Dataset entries
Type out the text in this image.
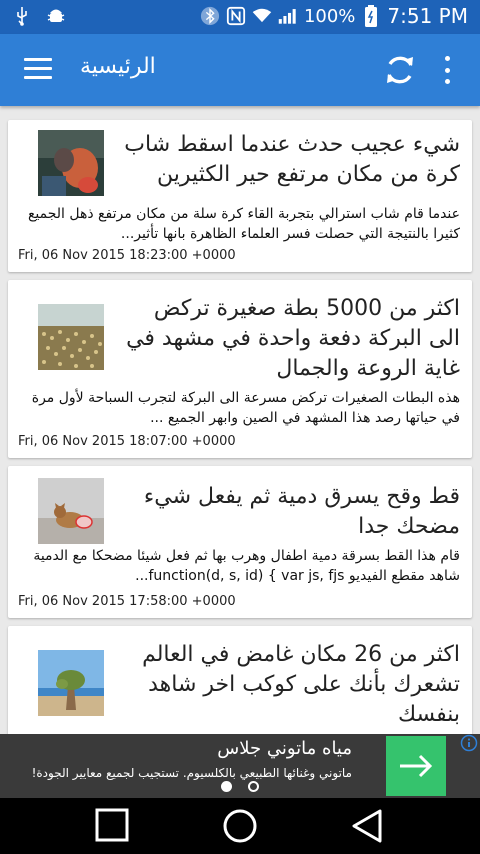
100% 7:51 PM
الرئيسية
شيء عجيب حدث عندما اسقط شاب كرة من مكان مرتفع حير الكثيرين
عندما قام شاب استرالي بتجربة القاء كرة سلة من مكان مرتفع ذهل الجميع كثيرا بالنتيجة التي حصلت فسر العلماء الظاهرة بانها تأثير...
Fri, 06 Nov 2015 18:23:00 +0000
اكثر من 5000 بطة صغيرة تركض الى البركة دفعة واحدة في مشهد في غاية الروعة والجمال
هذه البطات الصغيرات تركض مسرعة الى البركة لتجرب السباحة لأول مرة في حياتها رصد هذا المشهد في الصين وابهر الجميع ...
Fri, 06 Nov 2015 18:07:00 +0000
قط وقح يسرق دمية ثم يفعل شيء مضحك جدا
قام هذا القط بسرقة دمية اطفال وهرب بها ثم فعل شيئا مضحكا مع الدمية شاهد مقطع الفيديو function(d, s, id) { var js, fjs...
Fri, 06 Nov 2015 17:58:00 +0000
اكثر من 26 مكان غامض في العالم تشعرك بأنك على كوكب اخر شاهد بنفسك
مياه ماتوني جلاس
ماتوني وغنائها الطبيعي بالكلسيوم. تستجيب لجميع معايير الجودة!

[WHAT YOU SHOULD DO] From the records above, copy every line that holds the word "تركض".

[CORRECT RESULT]
اكثر من 5000 بطة صغيرة تركض الى البركة دفعة واحدة في مشهد في غاية الروعة والجمال
هذه البطات الصغيرات تركض مسرعة الى البركة لتجرب السباحة لأول مرة في حياتها رصد هذا المشهد في الصين وابهر الجميع ...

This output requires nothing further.